### Work to be completed
Go through the listing and write out all of it exactly.

### Exercise data

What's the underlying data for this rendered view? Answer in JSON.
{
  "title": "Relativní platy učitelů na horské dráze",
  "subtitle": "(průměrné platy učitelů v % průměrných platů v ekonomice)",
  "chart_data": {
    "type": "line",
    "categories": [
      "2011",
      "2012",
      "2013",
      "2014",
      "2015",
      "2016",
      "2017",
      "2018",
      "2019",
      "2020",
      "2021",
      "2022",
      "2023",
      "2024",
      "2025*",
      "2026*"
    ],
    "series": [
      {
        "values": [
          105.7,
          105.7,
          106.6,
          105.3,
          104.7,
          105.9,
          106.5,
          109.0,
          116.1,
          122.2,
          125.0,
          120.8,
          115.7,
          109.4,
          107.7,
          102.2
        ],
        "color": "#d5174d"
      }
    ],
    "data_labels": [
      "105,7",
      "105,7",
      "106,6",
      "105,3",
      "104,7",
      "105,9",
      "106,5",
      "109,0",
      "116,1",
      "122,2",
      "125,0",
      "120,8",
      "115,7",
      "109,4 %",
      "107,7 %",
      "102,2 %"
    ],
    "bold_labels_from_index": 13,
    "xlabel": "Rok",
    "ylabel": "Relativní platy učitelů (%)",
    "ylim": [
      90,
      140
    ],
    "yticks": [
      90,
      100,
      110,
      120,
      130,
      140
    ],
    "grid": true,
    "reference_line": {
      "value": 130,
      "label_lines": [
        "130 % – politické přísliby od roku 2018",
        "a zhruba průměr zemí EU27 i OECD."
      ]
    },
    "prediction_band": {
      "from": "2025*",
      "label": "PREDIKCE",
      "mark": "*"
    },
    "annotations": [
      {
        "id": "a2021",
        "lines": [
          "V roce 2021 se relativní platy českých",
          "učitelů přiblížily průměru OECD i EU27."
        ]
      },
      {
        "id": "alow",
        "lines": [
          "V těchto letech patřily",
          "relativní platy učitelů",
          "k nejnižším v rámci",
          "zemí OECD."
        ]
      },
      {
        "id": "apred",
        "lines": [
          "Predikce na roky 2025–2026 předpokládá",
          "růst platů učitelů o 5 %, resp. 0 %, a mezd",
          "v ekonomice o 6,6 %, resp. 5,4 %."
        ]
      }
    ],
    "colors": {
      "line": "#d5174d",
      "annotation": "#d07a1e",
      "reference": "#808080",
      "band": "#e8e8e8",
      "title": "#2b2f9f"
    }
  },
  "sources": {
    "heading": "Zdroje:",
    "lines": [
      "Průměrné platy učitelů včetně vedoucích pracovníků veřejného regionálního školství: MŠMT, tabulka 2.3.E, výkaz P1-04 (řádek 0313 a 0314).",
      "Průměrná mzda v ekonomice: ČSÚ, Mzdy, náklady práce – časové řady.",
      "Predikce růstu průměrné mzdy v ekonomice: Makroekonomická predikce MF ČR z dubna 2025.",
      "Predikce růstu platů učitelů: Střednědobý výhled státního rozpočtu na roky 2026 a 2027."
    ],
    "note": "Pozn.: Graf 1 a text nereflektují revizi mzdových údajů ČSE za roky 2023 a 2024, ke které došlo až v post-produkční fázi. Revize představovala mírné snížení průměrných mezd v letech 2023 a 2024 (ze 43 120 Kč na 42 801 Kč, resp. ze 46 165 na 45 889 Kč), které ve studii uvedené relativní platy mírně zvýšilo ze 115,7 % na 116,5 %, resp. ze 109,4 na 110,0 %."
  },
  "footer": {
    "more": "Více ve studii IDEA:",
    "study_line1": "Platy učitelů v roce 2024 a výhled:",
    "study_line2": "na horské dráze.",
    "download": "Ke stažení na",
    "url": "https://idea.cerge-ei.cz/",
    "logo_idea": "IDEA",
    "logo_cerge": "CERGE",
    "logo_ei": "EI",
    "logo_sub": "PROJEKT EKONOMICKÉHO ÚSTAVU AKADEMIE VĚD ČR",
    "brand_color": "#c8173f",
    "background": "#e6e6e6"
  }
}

### Exercise answer
What's the underlying data for this rendered view? Answer in JSON.
{
  "title": "Relativní platy učitelů na horské dráze",
  "subtitle": "(průměrné platy učitelů v % průměrných platů v ekonomice)",
  "chart_data": {
    "type": "line",
    "categories": [
      "2011",
      "2012",
      "2013",
      "2014",
      "2015",
      "2016",
      "2017",
      "2018",
      "2019",
      "2020",
      "2021",
      "2022",
      "2023",
      "2024",
      "2025*",
      "2026*"
    ],
    "series": [
      {
        "values": [
          105.7,
          105.7,
          106.6,
          105.3,
          104.7,
          105.9,
          106.5,
          109.0,
          116.1,
          122.2,
          125.0,
          120.8,
          115.7,
          109.4,
          107.7,
          102.2
        ],
        "color": "#d5174d"
      }
    ],
    "data_labels": [
      "105,7",
      "105,7",
      "106,6",
      "105,3",
      "104,7",
      "105,9",
      "106,5",
      "109,0",
      "116,1",
      "122,2",
      "125,0",
      "120,8",
      "115,7",
      "109,4 %",
      "107,7 %",
      "102,2 %"
    ],
    "bold_labels_from_index": 13,
    "xlabel": "Rok",
    "ylabel": "Relativní platy učitelů (%)",
    "ylim": [
      90,
      140
    ],
    "yticks": [
      90,
      100,
      110,
      120,
      130,
      140
    ],
    "grid": true,
    "reference_line": {
      "value": 130,
      "label_lines": [
        "130 % – politické přísliby od roku 2018",
        "a zhruba průměr zemí EU27 i OECD."
      ]
    },
    "prediction_band": {
      "from": "2025*",
      "label": "PREDIKCE",
      "mark": "*"
    },
    "annotations": [
      {
        "id": "a2021",
        "lines": [
          "V roce 2021 se relativní platy českých",
          "učitelů přiblížily průměru OECD i EU27."
        ]
      },
      {
        "id": "alow",
        "lines": [
          "V těchto letech patřily",
          "relativní platy učitelů",
          "k nejnižším v rámci",
          "zemí OECD."
        ]
      },
      {
        "id": "apred",
        "lines": [
          "Predikce na roky 2025–2026 předpokládá",
          "růst platů učitelů o 5 %, resp. 0 %, a mezd",
          "v ekonomice o 6,6 %, resp. 5,4 %."
        ]
      }
    ],
    "colors": {
      "line": "#d5174d",
      "annotation": "#d07a1e",
      "reference": "#808080",
      "band": "#e8e8e8",
      "title": "#2b2f9f"
    }
  },
  "sources": {
    "heading": "Zdroje:",
    "lines": [
      "Průměrné platy učitelů včetně vedoucích pracovníků veřejného regionálního školství: MŠMT, tabulka 2.3.E, výkaz P1-04 (řádek 0313 a 0314).",
      "Průměrná mzda v ekonomice: ČSÚ, Mzdy, náklady práce – časové řady.",
      "Predikce růstu průměrné mzdy v ekonomice: Makroekonomická predikce MF ČR z dubna 2025.",
      "Predikce růstu platů učitelů: Střednědobý výhled státního rozpočtu na roky 2026 a 2027."
    ],
    "note": "Pozn.: Graf 1 a text nereflektují revizi mzdových údajů ČSE za roky 2023 a 2024, ke které došlo až v post-produkční fázi. Revize představovala mírné snížení průměrných mezd v letech 2023 a 2024 (ze 43 120 Kč na 42 801 Kč, resp. ze 46 165 na 45 889 Kč), které ve studii uvedené relativní platy mírně zvýšilo ze 115,7 % na 116,5 %, resp. ze 109,4 na 110,0 %."
  },
  "footer": {
    "more": "Více ve studii IDEA:",
    "study_line1": "Platy učitelů v roce 2024 a výhled:",
    "study_line2": "na horské dráze.",
    "download": "Ke stažení na",
    "url": "https://idea.cerge-ei.cz/",
    "logo_idea": "IDEA",
    "logo_cerge": "CERGE",
    "logo_ei": "EI",
    "logo_sub": "PROJEKT EKONOMICKÉHO ÚSTAVU AKADEMIE VĚD ČR",
    "brand_color": "#c8173f",
    "background": "#e6e6e6"
  }
}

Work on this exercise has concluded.